— BEGIN —

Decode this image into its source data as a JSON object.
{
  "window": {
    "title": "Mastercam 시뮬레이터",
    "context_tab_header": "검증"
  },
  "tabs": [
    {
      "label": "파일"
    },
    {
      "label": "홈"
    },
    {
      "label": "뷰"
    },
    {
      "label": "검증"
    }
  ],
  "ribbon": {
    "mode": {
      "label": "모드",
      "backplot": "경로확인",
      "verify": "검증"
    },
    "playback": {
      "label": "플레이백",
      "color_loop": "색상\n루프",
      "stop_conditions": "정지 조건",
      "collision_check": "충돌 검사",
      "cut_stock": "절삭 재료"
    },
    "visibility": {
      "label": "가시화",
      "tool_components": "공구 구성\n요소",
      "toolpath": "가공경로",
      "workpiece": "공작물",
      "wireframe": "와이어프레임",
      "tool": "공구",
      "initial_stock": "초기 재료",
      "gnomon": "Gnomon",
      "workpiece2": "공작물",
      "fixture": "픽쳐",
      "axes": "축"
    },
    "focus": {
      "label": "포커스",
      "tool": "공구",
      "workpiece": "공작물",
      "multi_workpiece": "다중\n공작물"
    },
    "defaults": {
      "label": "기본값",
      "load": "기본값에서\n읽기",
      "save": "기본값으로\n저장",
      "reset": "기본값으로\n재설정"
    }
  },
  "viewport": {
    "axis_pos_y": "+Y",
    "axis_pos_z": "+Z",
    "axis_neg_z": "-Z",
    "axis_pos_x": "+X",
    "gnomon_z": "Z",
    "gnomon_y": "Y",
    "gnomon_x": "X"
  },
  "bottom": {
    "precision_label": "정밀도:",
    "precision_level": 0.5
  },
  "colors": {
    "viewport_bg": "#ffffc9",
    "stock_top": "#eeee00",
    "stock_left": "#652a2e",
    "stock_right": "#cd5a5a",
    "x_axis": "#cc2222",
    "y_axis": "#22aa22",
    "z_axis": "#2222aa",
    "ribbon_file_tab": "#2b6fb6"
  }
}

— END —
— BEGIN —

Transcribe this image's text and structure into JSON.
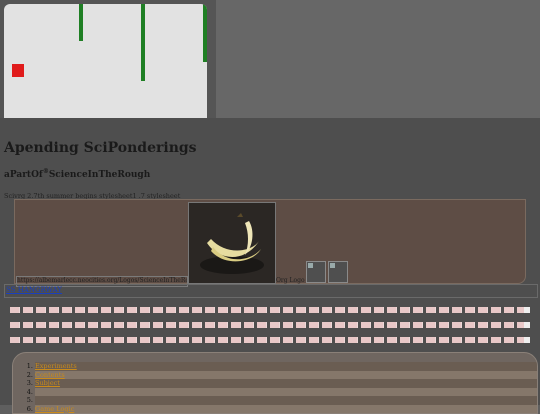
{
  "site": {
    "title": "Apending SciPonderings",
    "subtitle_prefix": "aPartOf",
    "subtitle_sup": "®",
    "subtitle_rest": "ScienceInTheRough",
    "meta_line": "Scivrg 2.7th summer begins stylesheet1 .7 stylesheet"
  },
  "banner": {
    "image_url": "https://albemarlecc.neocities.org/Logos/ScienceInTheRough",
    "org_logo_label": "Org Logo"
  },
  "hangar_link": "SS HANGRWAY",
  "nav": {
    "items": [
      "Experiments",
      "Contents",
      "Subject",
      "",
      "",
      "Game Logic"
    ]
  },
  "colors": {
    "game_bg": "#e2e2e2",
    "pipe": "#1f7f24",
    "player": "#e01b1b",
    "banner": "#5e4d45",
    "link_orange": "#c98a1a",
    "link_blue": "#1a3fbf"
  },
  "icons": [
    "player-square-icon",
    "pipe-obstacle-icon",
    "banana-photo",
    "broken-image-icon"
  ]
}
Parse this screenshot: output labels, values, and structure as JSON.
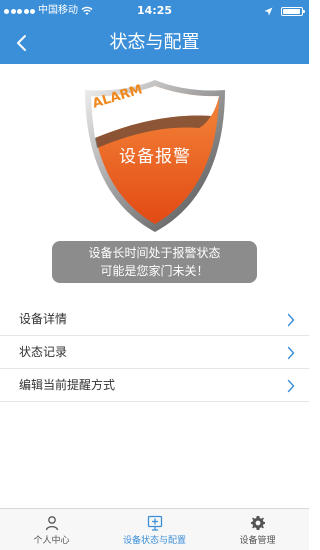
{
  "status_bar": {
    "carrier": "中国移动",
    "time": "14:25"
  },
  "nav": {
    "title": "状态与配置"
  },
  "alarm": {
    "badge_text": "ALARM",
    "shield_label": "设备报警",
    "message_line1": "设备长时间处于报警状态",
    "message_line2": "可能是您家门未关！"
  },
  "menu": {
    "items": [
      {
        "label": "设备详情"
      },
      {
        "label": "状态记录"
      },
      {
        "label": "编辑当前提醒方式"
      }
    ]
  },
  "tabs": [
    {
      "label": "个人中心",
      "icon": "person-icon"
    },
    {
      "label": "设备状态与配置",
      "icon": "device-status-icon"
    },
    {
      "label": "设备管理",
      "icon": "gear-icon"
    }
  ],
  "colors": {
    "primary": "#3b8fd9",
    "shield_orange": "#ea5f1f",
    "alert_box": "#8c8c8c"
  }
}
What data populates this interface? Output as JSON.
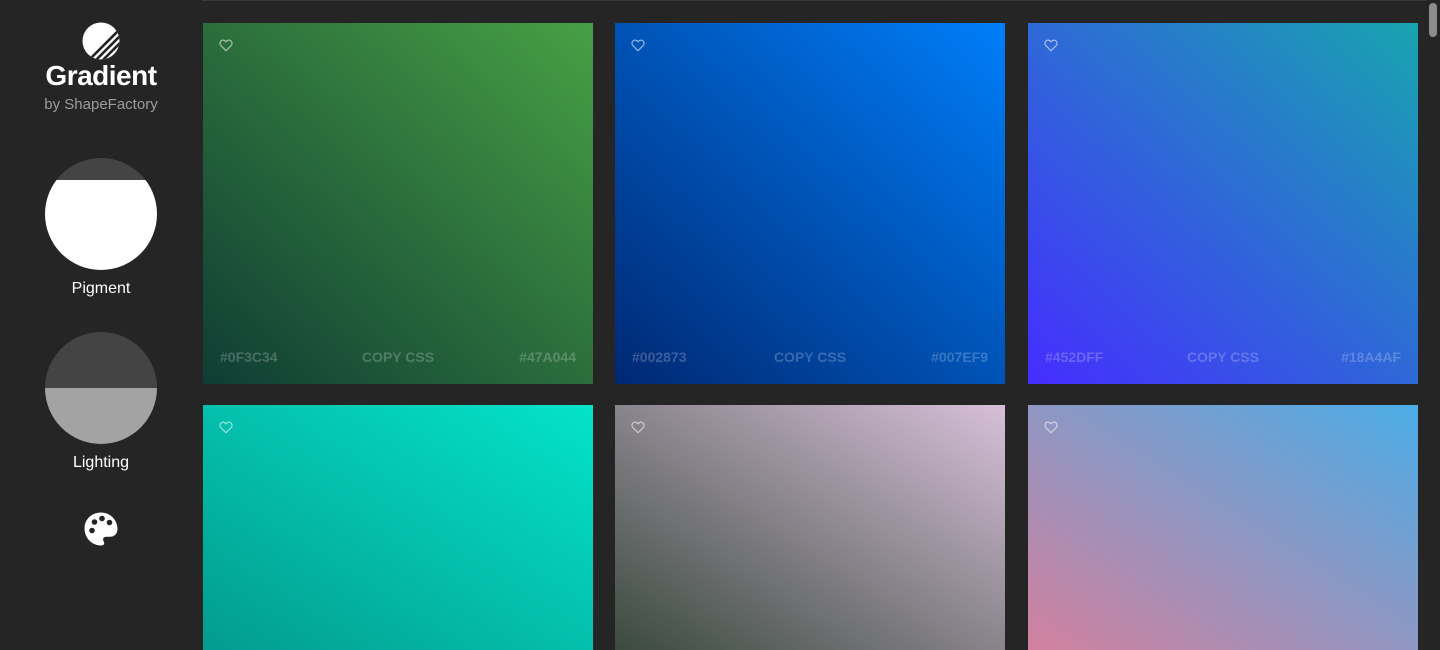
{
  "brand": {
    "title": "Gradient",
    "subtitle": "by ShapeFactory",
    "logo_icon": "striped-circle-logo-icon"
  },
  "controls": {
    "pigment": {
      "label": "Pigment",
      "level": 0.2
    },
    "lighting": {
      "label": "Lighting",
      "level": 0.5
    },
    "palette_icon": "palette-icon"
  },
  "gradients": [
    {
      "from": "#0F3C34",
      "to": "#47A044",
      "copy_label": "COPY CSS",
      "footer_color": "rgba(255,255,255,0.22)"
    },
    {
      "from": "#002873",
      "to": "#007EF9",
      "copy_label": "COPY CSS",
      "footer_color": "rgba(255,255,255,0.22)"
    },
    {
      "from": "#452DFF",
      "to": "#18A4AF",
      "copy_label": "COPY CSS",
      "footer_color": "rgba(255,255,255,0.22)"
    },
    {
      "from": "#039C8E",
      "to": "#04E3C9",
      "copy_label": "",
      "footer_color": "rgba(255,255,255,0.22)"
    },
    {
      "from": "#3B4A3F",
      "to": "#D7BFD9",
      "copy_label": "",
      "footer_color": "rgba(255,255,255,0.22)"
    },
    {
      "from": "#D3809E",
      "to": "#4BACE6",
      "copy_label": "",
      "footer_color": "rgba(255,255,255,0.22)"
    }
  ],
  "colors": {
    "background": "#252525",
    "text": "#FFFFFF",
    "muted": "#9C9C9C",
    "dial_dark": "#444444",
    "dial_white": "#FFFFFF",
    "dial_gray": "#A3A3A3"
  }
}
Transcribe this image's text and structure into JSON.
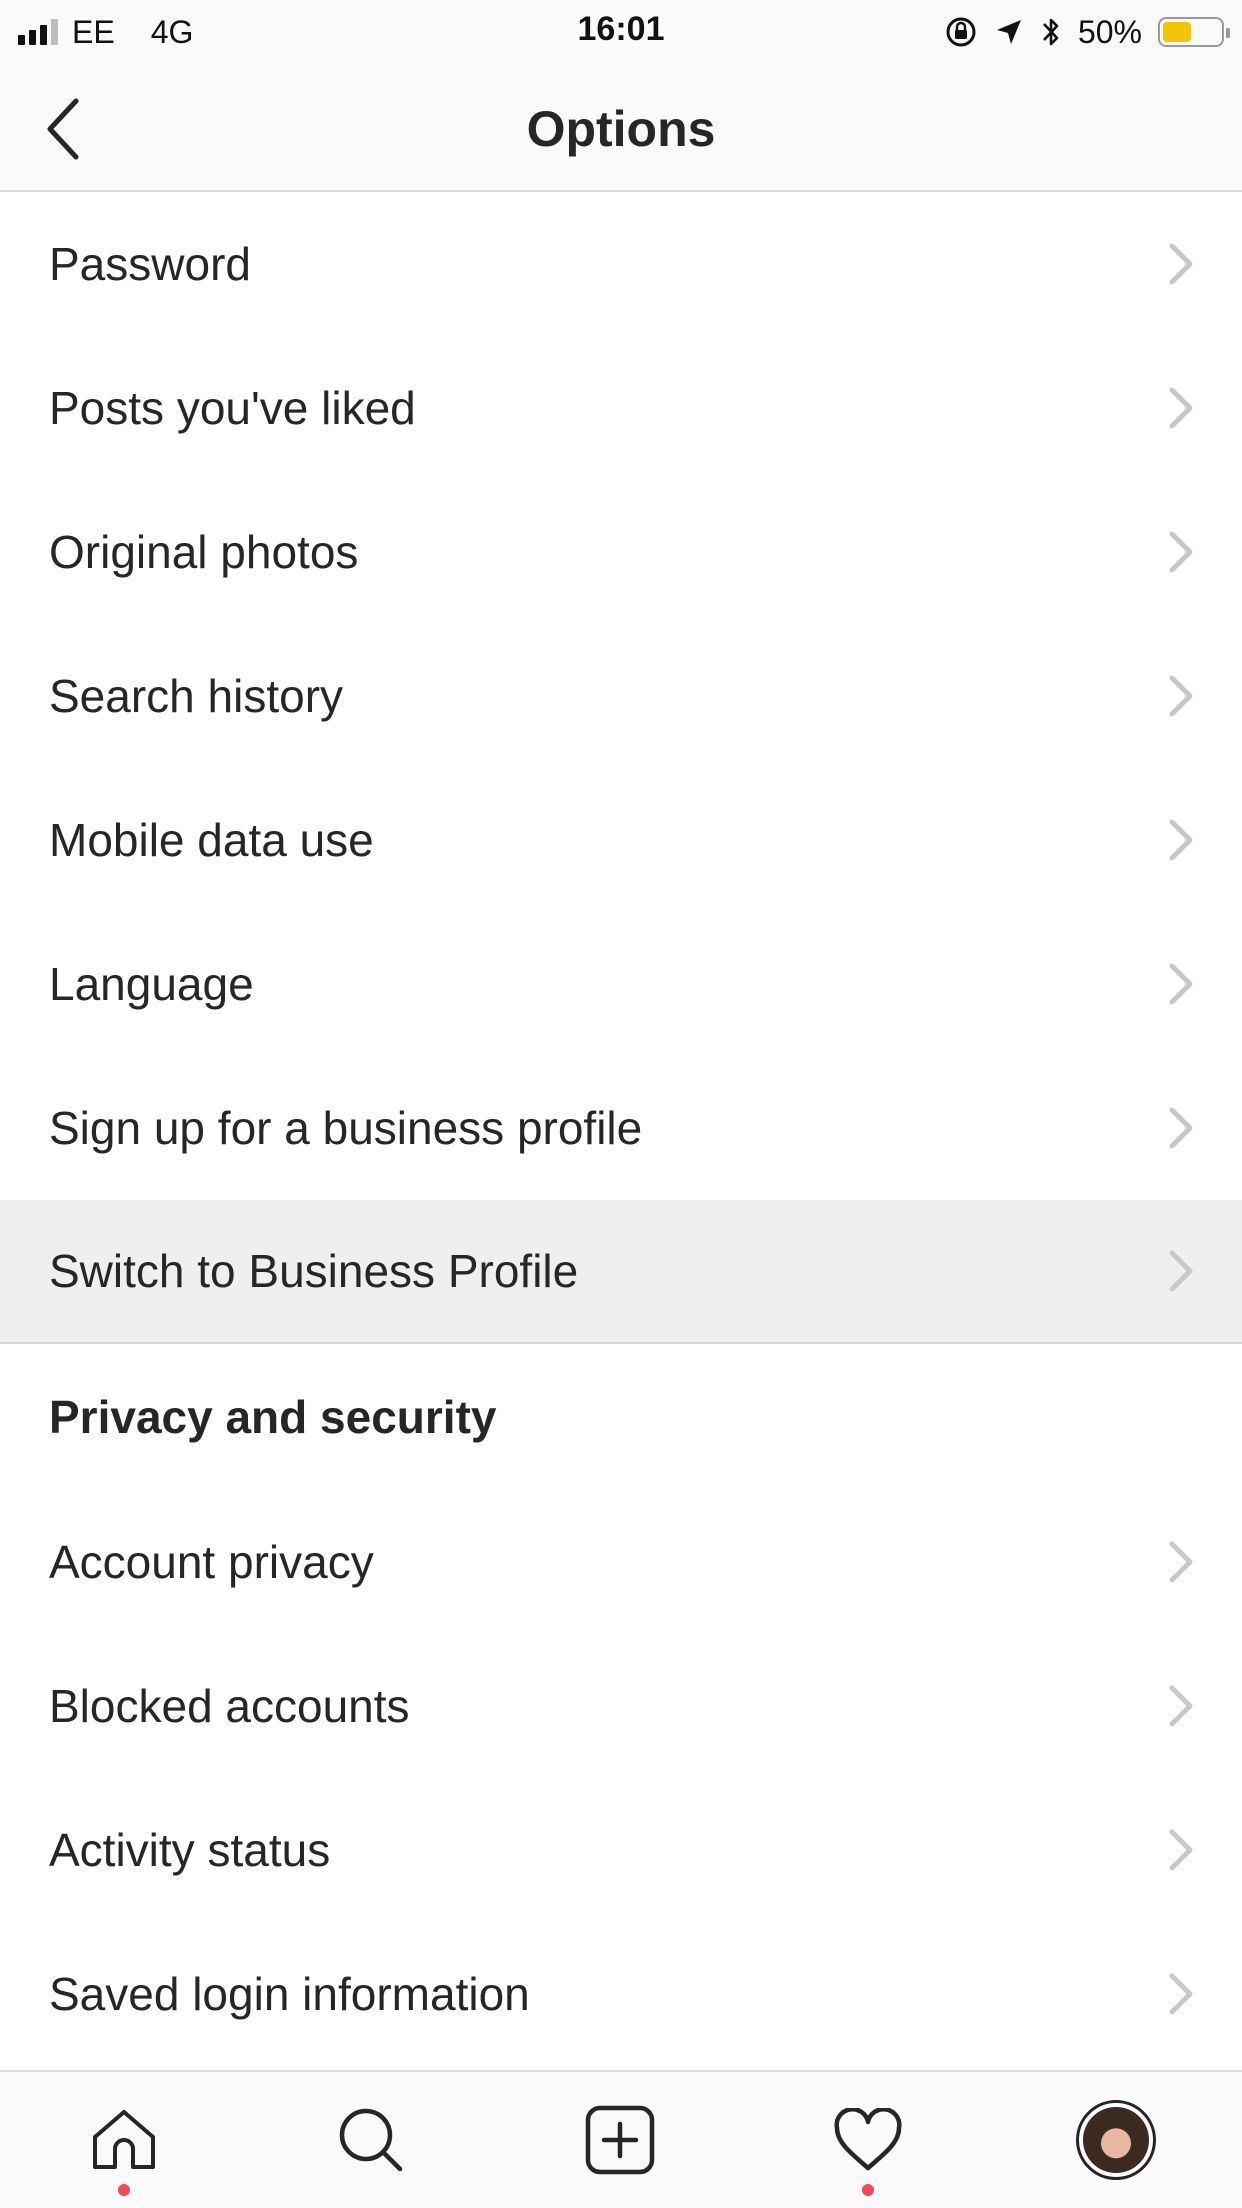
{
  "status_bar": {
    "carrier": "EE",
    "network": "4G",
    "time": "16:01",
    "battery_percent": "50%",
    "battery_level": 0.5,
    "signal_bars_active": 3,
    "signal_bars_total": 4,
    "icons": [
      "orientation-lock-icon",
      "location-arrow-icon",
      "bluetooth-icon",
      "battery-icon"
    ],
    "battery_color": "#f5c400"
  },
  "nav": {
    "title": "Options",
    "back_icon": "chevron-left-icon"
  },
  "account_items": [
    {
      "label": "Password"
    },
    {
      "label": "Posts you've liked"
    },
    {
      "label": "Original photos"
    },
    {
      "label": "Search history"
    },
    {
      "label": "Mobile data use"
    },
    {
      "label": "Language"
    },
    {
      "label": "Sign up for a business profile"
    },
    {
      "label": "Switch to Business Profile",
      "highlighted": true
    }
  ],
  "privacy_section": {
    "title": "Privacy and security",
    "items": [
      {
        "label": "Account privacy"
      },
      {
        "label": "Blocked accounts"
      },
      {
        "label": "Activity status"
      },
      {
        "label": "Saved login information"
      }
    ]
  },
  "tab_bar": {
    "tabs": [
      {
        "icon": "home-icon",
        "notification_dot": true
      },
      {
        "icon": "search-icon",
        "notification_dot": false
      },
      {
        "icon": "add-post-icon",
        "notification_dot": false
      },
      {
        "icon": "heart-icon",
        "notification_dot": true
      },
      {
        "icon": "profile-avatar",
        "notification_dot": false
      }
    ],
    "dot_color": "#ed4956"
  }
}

— END —
— BEGIN —

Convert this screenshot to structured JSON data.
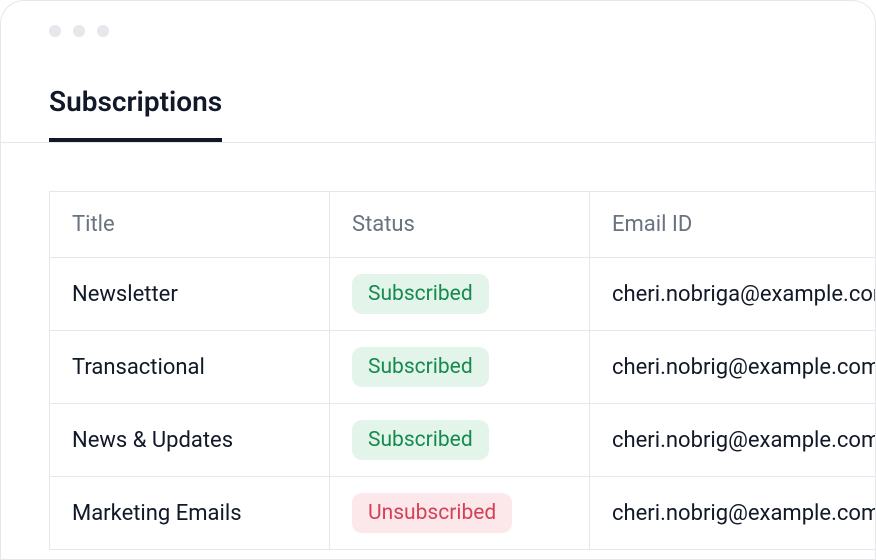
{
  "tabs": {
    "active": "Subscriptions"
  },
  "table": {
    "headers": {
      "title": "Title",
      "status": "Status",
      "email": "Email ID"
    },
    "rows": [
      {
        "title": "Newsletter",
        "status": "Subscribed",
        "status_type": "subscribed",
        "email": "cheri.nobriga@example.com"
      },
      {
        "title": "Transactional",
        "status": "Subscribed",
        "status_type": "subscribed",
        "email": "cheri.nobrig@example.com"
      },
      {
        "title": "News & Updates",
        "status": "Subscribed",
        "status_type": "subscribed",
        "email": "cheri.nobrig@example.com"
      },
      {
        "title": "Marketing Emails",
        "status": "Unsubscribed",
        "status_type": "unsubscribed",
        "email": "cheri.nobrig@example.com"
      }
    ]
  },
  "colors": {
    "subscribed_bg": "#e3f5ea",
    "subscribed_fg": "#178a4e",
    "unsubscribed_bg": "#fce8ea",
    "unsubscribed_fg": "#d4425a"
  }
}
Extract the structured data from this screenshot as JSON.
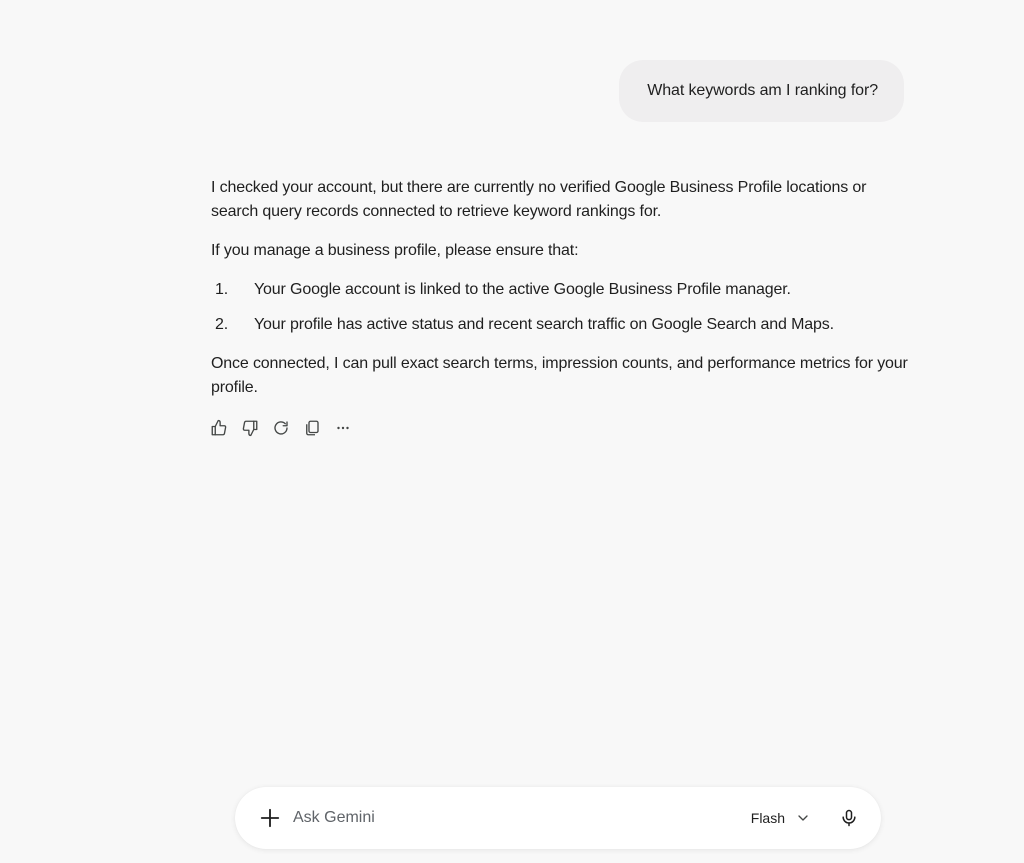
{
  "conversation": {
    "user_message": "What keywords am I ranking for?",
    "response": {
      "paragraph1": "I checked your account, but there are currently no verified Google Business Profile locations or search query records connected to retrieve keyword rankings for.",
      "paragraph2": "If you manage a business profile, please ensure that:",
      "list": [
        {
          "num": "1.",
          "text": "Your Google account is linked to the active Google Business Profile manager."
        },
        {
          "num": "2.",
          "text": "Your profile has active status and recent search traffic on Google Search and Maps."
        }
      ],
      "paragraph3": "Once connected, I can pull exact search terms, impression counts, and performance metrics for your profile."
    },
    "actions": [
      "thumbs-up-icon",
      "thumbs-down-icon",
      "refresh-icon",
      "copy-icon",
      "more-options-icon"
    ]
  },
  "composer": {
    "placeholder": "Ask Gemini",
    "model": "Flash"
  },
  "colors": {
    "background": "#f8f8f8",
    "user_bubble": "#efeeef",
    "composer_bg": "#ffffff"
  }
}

— END —

#### [REQUIRED TASK]
Only lines with the word "this" are wanted, so copy each one from the records.

#### [CORRECT RESULT]
Decode this image into its source data as a JSON object.
Transcribe this image's text and structure into JSON.
Parse this screenshot: output labels, values, and structure as JSON.
What data populates this interface? Output as JSON.
Transcribe this image's text and structure into JSON.
Convert this screenshot to structured JSON data.
Extract the structured data from this screenshot as JSON.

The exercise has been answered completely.